Swap "malware detection" for "threat scanning" throughout the data below and give every line back with nothing else changed. Omit the pictures from your answer.

::::

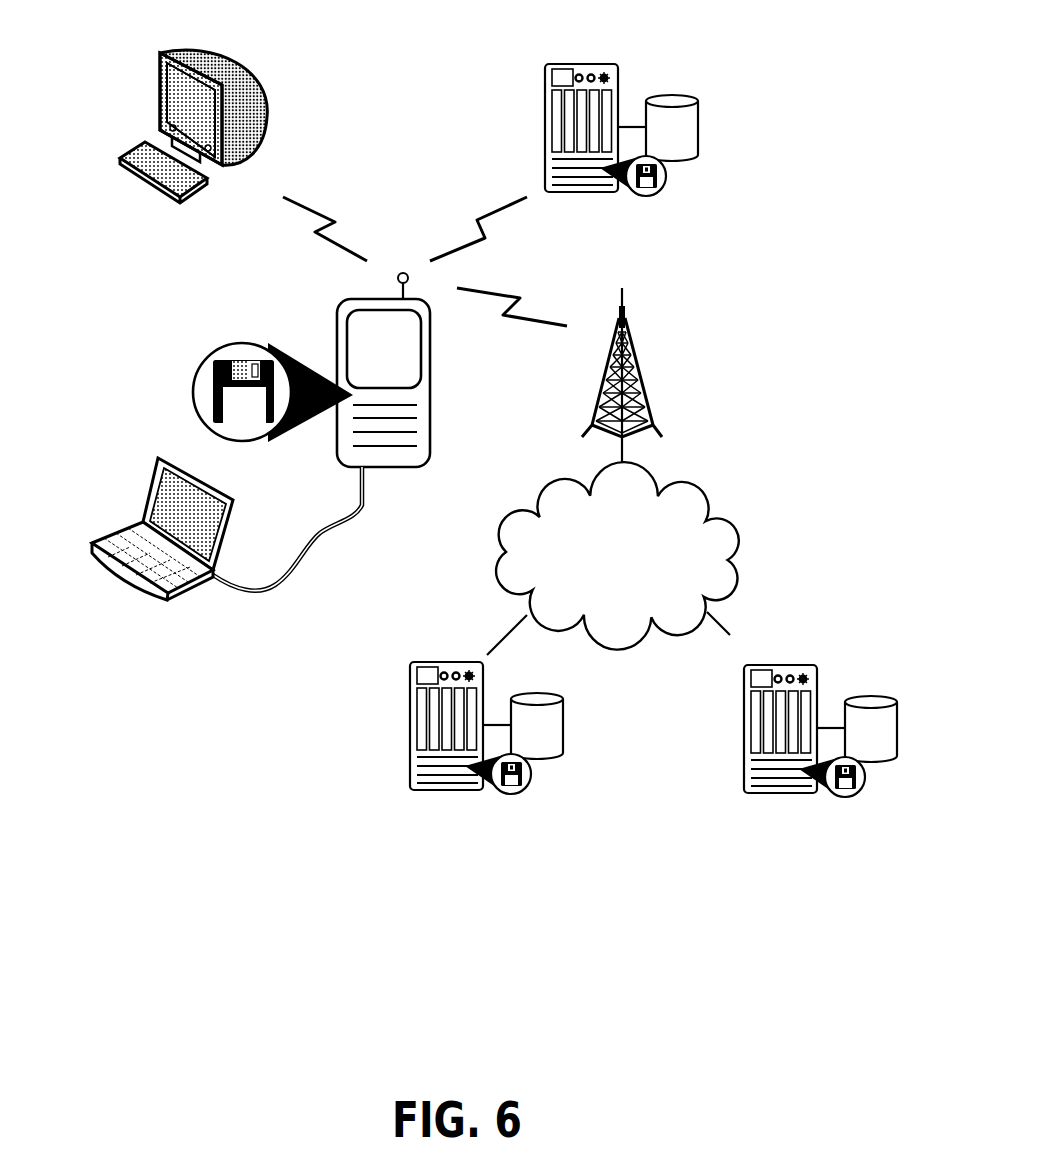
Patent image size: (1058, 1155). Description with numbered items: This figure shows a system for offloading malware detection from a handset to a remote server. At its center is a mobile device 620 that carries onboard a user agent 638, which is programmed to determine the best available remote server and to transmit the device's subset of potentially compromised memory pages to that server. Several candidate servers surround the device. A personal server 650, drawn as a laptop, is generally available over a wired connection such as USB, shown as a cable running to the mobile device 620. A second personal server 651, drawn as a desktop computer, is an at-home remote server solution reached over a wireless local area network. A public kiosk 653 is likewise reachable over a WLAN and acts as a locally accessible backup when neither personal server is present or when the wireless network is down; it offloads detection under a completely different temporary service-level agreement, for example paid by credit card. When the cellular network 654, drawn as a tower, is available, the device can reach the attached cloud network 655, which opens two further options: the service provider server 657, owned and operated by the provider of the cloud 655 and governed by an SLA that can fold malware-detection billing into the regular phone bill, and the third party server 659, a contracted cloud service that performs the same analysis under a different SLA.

The personal server 651 is at (157, 102).
The public kiosk 653 is at (668, 99).
The mobile device 620 is at (316, 370).
The user agent 638 is at (210, 380).
The personal server 650 is at (192, 529).
The cellular network 654 is at (673, 390).
The cloud network 655 is at (617, 555).
The service provider server 657 is at (417, 707).
The third party server 659 is at (759, 735).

::::

Result of this task —
Patent image size: (1058, 1155). Description with numbered items: This figure shows a system for offloading threat scanning from a handset to a remote server. At its center is a mobile device 620 that carries onboard a user agent 638, which is programmed to determine the best available remote server and to transmit the device's subset of potentially compromised memory pages to that server. Several candidate servers surround the device. A personal server 650, drawn as a laptop, is generally available over a wired connection such as USB, shown as a cable running to the mobile device 620. A second personal server 651, drawn as a desktop computer, is an at-home remote server solution reached over a wireless local area network. A public kiosk 653 is likewise reachable over a WLAN and acts as a locally accessible backup when neither personal server is present or when the wireless network is down; it offloads detection under a completely different temporary service-level agreement, for example paid by credit card. When the cellular network 654, drawn as a tower, is available, the device can reach the attached cloud network 655, which opens two further options: the service provider server 657, owned and operated by the provider of the cloud 655 and governed by an SLA that can fold malware-detection billing into the regular phone bill, and the third party server 659, a contracted cloud service that performs the same analysis under a different SLA.

The personal server 651 is at (157, 102).
The public kiosk 653 is at (668, 99).
The mobile device 620 is at (316, 370).
The user agent 638 is at (210, 380).
The personal server 650 is at (192, 529).
The cellular network 654 is at (673, 390).
The cloud network 655 is at (617, 555).
The service provider server 657 is at (417, 707).
The third party server 659 is at (759, 735).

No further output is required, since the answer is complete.